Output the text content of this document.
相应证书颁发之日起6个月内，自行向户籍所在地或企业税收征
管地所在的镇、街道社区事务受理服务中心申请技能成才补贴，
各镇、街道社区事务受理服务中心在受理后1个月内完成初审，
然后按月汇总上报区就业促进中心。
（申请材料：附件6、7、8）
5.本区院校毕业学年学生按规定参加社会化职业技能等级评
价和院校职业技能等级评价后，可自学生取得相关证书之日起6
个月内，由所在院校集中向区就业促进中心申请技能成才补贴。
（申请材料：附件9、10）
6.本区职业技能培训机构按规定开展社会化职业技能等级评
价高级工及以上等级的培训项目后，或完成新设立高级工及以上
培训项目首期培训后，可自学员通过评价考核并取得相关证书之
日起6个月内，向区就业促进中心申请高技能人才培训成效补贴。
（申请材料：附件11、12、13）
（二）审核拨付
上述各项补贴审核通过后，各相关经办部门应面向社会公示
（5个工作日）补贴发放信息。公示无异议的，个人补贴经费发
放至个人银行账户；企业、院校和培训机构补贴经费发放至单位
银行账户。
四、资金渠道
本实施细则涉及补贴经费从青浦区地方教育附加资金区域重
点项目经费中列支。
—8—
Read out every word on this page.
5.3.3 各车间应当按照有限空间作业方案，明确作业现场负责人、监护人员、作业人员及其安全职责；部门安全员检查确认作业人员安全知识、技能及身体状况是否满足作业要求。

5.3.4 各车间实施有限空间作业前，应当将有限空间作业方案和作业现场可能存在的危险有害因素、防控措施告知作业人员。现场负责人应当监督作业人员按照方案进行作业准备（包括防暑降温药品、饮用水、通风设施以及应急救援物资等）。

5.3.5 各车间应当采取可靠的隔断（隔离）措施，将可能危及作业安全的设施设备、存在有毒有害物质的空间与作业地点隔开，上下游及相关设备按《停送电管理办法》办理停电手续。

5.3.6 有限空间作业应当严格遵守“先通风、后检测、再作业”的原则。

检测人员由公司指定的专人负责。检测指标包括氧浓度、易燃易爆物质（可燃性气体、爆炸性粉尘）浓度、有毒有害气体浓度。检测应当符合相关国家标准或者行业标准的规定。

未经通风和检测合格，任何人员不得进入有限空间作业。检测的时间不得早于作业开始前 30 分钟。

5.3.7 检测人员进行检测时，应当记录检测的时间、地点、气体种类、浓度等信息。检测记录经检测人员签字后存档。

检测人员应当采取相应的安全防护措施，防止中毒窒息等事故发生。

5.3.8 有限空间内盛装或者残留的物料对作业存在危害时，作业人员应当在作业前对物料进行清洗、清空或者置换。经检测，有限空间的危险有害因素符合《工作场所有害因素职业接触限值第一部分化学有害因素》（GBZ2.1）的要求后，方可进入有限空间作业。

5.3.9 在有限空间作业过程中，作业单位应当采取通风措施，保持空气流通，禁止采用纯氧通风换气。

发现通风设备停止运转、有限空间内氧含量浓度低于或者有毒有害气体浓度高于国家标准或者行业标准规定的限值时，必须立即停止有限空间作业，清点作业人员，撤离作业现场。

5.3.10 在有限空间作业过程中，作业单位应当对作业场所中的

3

##########

Task to carry out: Copy out every line where the word "this" occurs.

Exercise answer:
Output the text content of this document.
Read out every word on this page.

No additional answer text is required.